-- START --

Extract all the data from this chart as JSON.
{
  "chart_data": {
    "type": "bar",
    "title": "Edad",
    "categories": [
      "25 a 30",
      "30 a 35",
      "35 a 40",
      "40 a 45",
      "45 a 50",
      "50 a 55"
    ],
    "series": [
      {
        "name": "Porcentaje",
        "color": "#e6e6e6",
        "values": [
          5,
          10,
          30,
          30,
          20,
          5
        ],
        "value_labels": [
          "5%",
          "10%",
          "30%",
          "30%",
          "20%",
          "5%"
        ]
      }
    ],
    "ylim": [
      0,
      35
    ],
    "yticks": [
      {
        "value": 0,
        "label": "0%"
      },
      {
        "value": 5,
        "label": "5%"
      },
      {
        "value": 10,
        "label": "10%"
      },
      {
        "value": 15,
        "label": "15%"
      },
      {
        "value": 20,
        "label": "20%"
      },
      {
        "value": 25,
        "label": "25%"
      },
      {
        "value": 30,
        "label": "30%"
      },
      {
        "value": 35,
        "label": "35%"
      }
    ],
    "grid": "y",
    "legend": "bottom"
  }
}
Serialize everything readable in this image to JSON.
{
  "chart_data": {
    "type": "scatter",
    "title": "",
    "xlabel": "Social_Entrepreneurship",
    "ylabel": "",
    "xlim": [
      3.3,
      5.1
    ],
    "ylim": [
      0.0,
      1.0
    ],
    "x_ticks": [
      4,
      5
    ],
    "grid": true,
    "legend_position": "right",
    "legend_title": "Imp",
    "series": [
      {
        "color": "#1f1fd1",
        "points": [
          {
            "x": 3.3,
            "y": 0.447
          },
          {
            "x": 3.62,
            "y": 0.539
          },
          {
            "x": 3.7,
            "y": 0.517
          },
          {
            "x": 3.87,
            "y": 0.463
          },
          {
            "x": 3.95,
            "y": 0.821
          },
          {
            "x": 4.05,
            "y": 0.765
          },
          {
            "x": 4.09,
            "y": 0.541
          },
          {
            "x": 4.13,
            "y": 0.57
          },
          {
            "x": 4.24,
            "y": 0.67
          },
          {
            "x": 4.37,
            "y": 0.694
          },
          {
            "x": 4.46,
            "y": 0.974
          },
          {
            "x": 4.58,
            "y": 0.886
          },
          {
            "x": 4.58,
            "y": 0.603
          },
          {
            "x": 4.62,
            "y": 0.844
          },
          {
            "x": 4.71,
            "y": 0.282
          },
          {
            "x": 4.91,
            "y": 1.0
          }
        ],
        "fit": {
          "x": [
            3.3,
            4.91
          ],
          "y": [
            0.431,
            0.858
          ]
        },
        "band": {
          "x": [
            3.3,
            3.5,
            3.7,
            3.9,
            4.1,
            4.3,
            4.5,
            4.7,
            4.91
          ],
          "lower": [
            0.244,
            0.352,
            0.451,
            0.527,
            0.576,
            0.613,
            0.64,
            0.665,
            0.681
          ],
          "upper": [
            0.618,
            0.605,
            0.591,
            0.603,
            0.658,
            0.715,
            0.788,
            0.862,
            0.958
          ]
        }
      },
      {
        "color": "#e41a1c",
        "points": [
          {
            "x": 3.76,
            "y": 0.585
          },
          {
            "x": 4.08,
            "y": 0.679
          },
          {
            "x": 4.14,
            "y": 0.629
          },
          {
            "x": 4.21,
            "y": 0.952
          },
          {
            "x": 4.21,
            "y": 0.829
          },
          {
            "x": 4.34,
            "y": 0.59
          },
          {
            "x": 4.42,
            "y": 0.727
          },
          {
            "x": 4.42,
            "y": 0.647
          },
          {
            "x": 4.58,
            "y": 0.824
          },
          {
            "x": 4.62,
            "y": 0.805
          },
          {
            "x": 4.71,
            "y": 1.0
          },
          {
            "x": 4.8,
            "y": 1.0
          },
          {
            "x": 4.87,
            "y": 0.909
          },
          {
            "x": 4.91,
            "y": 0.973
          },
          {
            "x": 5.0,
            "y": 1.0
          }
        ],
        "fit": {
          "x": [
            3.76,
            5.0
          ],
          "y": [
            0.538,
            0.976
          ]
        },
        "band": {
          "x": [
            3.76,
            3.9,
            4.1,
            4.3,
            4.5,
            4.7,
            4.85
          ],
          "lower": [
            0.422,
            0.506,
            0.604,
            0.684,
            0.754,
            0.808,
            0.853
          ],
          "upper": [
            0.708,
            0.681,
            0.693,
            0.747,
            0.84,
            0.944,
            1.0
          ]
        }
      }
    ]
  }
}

-- END --

Read the entries and select each line where the word "this" is found.

Extract all the data from this chart as JSON.
Serialize everything readable in this image to JSON.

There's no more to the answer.